[Interface dataset entries]
=====

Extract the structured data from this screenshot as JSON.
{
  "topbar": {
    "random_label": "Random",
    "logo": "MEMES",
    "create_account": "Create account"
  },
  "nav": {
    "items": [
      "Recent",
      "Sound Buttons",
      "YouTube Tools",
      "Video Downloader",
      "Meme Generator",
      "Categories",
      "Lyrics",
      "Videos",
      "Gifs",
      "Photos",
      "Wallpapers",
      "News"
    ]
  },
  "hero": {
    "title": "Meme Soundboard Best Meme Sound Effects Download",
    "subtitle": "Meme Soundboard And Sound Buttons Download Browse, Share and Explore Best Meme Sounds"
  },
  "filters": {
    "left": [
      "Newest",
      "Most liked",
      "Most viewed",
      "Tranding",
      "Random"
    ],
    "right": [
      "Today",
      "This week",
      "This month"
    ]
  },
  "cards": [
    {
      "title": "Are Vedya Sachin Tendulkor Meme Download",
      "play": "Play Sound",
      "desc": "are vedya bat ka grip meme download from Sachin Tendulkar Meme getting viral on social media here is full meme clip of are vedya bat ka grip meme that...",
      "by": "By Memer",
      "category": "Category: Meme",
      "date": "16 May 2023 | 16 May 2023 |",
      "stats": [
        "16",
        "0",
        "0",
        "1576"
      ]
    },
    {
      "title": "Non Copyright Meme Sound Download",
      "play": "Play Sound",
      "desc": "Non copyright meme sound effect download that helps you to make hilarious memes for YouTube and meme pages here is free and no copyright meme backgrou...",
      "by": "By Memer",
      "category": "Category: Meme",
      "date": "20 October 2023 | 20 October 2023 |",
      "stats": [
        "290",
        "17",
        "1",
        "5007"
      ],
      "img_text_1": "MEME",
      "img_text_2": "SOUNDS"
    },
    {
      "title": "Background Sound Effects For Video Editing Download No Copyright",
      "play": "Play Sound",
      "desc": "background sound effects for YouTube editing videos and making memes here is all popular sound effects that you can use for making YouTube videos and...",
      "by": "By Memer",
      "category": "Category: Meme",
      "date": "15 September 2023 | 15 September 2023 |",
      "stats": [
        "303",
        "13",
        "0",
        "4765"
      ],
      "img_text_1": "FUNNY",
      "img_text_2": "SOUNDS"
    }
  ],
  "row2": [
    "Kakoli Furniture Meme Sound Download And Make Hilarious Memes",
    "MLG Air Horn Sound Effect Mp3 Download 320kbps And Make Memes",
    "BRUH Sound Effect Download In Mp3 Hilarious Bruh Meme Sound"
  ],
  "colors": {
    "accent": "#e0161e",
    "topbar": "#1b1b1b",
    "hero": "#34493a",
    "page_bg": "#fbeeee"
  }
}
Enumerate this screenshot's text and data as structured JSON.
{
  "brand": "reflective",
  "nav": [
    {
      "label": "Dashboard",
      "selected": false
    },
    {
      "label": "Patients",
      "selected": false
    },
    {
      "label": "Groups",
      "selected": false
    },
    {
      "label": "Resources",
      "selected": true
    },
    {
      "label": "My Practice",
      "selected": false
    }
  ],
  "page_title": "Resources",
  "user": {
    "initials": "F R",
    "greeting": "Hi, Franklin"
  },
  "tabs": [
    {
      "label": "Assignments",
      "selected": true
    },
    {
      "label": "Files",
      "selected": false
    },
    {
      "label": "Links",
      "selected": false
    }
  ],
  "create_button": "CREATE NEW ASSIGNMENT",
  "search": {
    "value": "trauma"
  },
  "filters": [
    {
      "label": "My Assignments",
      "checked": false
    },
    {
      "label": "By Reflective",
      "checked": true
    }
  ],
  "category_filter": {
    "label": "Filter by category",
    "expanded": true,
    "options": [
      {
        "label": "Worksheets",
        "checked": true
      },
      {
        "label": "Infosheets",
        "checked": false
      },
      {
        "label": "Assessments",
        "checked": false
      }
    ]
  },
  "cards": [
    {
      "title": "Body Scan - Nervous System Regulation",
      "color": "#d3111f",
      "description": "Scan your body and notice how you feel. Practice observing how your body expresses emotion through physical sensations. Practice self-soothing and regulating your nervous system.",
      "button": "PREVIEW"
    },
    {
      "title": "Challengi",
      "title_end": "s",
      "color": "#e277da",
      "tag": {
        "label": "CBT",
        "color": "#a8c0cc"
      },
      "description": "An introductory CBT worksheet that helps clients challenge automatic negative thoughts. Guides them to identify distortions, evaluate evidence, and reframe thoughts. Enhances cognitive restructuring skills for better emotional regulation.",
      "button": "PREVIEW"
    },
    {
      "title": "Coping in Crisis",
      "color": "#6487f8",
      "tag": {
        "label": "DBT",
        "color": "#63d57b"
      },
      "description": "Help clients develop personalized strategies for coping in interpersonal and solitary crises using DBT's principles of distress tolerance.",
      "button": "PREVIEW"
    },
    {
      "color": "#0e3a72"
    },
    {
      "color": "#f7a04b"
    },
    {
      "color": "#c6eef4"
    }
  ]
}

=====

→ WORK INSTRUCTION:
Transcribe each entry exactly.

→ RESPONSE TO THE EXERCISE:
Extract the structured data from this screenshot as JSON.
{
  "topbar": {
    "random_label": "Random",
    "logo": "MEMES",
    "create_account": "Create account"
  },
  "nav": {
    "items": [
      "Recent",
      "Sound Buttons",
      "YouTube Tools",
      "Video Downloader",
      "Meme Generator",
      "Categories",
      "Lyrics",
      "Videos",
      "Gifs",
      "Photos",
      "Wallpapers",
      "News"
    ]
  },
  "hero": {
    "title": "Meme Soundboard Best Meme Sound Effects Download",
    "subtitle": "Meme Soundboard And Sound Buttons Download Browse, Share and Explore Best Meme Sounds"
  },
  "filters": {
    "left": [
      "Newest",
      "Most liked",
      "Most viewed",
      "Tranding",
      "Random"
    ],
    "right": [
      "Today",
      "This week",
      "This month"
    ]
  },
  "cards": [
    {
      "title": "Are Vedya Sachin Tendulkor Meme Download",
      "play": "Play Sound",
      "desc": "are vedya bat ka grip meme download from Sachin Tendulkar Meme getting viral on social media here is full meme clip of are vedya bat ka grip meme that...",
      "by": "By Memer",
      "category": "Category: Meme",
      "date": "16 May 2023 | 16 May 2023 |",
      "stats": [
        "16",
        "0",
        "0",
        "1576"
      ]
    },
    {
      "title": "Non Copyright Meme Sound Download",
      "play": "Play Sound",
      "desc": "Non copyright meme sound effect download that helps you to make hilarious memes for YouTube and meme pages here is free and no copyright meme backgrou...",
      "by": "By Memer",
      "category": "Category: Meme",
      "date": "20 October 2023 | 20 October 2023 |",
      "stats": [
        "290",
        "17",
        "1",
        "5007"
      ],
      "img_text_1": "MEME",
      "img_text_2": "SOUNDS"
    },
    {
      "title": "Background Sound Effects For Video Editing Download No Copyright",
      "play": "Play Sound",
      "desc": "background sound effects for YouTube editing videos and making memes here is all popular sound effects that you can use for making YouTube videos and...",
      "by": "By Memer",
      "category": "Category: Meme",
      "date": "15 September 2023 | 15 September 2023 |",
      "stats": [
        "303",
        "13",
        "0",
        "4765"
      ],
      "img_text_1": "FUNNY",
      "img_text_2": "SOUNDS"
    }
  ],
  "row2": [
    "Kakoli Furniture Meme Sound Download And Make Hilarious Memes",
    "MLG Air Horn Sound Effect Mp3 Download 320kbps And Make Memes",
    "BRUH Sound Effect Download In Mp3 Hilarious Bruh Meme Sound"
  ],
  "colors": {
    "accent": "#e0161e",
    "topbar": "#1b1b1b",
    "hero": "#34493a",
    "page_bg": "#fbeeee"
  }
}
Enumerate this screenshot's text and data as structured JSON.
{
  "brand": "reflective",
  "nav": [
    {
      "label": "Dashboard",
      "selected": false
    },
    {
      "label": "Patients",
      "selected": false
    },
    {
      "label": "Groups",
      "selected": false
    },
    {
      "label": "Resources",
      "selected": true
    },
    {
      "label": "My Practice",
      "selected": false
    }
  ],
  "page_title": "Resources",
  "user": {
    "initials": "F R",
    "greeting": "Hi, Franklin"
  },
  "tabs": [
    {
      "label": "Assignments",
      "selected": true
    },
    {
      "label": "Files",
      "selected": false
    },
    {
      "label": "Links",
      "selected": false
    }
  ],
  "create_button": "CREATE NEW ASSIGNMENT",
  "search": {
    "value": "trauma"
  },
  "filters": [
    {
      "label": "My Assignments",
      "checked": false
    },
    {
      "label": "By Reflective",
      "checked": true
    }
  ],
  "category_filter": {
    "label": "Filter by category",
    "expanded": true,
    "options": [
      {
        "label": "Worksheets",
        "checked": true
      },
      {
        "label": "Infosheets",
        "checked": false
      },
      {
        "label": "Assessments",
        "checked": false
      }
    ]
  },
  "cards": [
    {
      "title": "Body Scan - Nervous System Regulation",
      "color": "#d3111f",
      "description": "Scan your body and notice how you feel. Practice observing how your body expresses emotion through physical sensations. Practice self-soothing and regulating your nervous system.",
      "button": "PREVIEW"
    },
    {
      "title": "Challengi",
      "title_end": "s",
      "color": "#e277da",
      "tag": {
        "label": "CBT",
        "color": "#a8c0cc"
      },
      "description": "An introductory CBT worksheet that helps clients challenge automatic negative thoughts. Guides them to identify distortions, evaluate evidence, and reframe thoughts. Enhances cognitive restructuring skills for better emotional regulation.",
      "button": "PREVIEW"
    },
    {
      "title": "Coping in Crisis",
      "color": "#6487f8",
      "tag": {
        "label": "DBT",
        "color": "#63d57b"
      },
      "description": "Help clients develop personalized strategies for coping in interpersonal and solitary crises using DBT's principles of distress tolerance.",
      "button": "PREVIEW"
    },
    {
      "color": "#0e3a72"
    },
    {
      "color": "#f7a04b"
    },
    {
      "color": "#c6eef4"
    }
  ]
}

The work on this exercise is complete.